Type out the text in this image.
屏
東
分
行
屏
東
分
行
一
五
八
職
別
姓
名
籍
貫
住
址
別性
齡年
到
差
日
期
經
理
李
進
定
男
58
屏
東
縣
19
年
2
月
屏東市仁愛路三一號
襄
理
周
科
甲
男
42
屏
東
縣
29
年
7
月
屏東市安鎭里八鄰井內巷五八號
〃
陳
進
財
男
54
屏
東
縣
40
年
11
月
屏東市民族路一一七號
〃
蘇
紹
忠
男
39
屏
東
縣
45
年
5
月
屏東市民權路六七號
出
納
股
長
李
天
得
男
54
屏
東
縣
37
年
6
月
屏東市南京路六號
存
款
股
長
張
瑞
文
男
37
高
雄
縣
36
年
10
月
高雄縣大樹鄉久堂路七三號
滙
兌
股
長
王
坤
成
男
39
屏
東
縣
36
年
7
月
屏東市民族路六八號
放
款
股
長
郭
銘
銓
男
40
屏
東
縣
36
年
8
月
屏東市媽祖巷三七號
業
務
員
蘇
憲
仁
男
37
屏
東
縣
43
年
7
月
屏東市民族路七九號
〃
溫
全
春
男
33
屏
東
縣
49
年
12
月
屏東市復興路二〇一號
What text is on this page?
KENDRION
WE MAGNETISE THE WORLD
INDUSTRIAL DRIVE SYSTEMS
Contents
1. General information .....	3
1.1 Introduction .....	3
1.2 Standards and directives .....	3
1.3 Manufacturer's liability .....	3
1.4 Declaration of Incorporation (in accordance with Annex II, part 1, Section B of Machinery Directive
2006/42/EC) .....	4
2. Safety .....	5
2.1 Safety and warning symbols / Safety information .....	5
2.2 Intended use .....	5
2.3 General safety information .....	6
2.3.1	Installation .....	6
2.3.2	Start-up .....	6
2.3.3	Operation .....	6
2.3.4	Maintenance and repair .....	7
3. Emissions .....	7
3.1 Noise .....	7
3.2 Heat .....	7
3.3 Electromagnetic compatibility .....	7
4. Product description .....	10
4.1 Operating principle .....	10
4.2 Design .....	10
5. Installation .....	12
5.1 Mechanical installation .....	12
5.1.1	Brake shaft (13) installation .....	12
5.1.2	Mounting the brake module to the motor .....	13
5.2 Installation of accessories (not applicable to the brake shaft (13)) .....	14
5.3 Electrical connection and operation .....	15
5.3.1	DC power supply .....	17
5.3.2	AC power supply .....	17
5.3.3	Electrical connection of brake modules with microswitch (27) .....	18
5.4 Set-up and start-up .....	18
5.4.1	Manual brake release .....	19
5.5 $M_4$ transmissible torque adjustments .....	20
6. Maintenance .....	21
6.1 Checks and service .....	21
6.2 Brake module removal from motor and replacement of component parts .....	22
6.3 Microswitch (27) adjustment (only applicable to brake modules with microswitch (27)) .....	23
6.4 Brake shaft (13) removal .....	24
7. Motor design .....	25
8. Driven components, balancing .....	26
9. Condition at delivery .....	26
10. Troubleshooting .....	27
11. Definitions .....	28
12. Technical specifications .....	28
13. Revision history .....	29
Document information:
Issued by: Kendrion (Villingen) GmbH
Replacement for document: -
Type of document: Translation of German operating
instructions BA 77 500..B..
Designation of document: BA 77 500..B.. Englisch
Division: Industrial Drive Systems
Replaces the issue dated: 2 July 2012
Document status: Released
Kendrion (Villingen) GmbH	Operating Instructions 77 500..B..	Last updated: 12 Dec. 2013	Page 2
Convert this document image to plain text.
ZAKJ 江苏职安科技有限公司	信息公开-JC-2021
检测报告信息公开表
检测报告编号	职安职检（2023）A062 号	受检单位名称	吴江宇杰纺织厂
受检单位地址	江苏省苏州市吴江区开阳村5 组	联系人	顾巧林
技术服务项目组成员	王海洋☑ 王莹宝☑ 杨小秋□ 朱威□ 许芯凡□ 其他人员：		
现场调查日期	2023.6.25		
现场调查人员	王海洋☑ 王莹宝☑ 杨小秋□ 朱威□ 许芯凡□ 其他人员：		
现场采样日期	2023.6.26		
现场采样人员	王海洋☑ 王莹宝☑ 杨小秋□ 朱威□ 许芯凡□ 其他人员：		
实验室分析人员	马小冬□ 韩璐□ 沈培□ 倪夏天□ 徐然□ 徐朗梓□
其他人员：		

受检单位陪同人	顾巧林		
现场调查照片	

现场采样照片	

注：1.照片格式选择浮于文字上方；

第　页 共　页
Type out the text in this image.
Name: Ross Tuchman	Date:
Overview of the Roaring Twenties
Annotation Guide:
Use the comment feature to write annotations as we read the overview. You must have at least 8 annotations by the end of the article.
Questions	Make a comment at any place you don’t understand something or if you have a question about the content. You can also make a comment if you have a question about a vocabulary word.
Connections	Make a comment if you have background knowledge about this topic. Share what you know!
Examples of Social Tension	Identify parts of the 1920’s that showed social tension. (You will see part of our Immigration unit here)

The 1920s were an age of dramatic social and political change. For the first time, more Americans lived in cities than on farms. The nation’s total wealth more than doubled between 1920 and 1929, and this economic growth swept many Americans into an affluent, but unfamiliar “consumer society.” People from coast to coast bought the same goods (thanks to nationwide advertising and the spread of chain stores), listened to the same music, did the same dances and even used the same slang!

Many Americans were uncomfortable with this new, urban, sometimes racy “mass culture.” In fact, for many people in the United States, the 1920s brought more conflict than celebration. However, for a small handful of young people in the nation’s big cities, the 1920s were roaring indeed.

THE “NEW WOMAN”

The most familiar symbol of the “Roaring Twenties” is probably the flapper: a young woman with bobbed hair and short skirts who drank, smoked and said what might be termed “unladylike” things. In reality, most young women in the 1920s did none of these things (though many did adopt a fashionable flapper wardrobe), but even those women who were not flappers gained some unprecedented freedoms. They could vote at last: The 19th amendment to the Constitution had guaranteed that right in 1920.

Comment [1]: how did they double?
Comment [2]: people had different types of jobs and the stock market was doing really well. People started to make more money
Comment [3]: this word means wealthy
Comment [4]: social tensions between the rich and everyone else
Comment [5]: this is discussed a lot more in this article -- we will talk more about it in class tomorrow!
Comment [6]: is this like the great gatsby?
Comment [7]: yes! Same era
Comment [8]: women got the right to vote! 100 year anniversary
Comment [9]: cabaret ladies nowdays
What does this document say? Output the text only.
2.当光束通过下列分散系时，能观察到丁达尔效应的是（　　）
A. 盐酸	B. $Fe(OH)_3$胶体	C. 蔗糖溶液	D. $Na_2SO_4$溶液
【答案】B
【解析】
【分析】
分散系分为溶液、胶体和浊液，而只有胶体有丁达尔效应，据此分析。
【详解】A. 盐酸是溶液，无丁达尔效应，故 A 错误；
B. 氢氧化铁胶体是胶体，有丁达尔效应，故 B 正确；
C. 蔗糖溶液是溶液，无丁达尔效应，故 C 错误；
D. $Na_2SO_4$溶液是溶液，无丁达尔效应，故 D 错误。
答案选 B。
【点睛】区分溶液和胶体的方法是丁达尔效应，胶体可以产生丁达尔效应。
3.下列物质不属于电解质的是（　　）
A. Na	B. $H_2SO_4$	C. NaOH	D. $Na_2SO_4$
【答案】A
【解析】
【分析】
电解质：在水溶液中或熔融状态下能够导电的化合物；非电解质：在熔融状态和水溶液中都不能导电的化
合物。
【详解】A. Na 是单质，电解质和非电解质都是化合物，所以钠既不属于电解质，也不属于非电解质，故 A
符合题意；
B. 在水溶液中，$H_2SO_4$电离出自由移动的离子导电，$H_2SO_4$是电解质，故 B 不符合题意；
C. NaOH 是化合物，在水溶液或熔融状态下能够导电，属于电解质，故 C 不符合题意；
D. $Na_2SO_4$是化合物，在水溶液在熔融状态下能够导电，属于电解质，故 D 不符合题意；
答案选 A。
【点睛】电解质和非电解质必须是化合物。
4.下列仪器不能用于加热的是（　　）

——————————

Search the entries for the word "General" and gather every line where it appears.

• Result below:
1. General information .....	3
2.3 General safety information .....	6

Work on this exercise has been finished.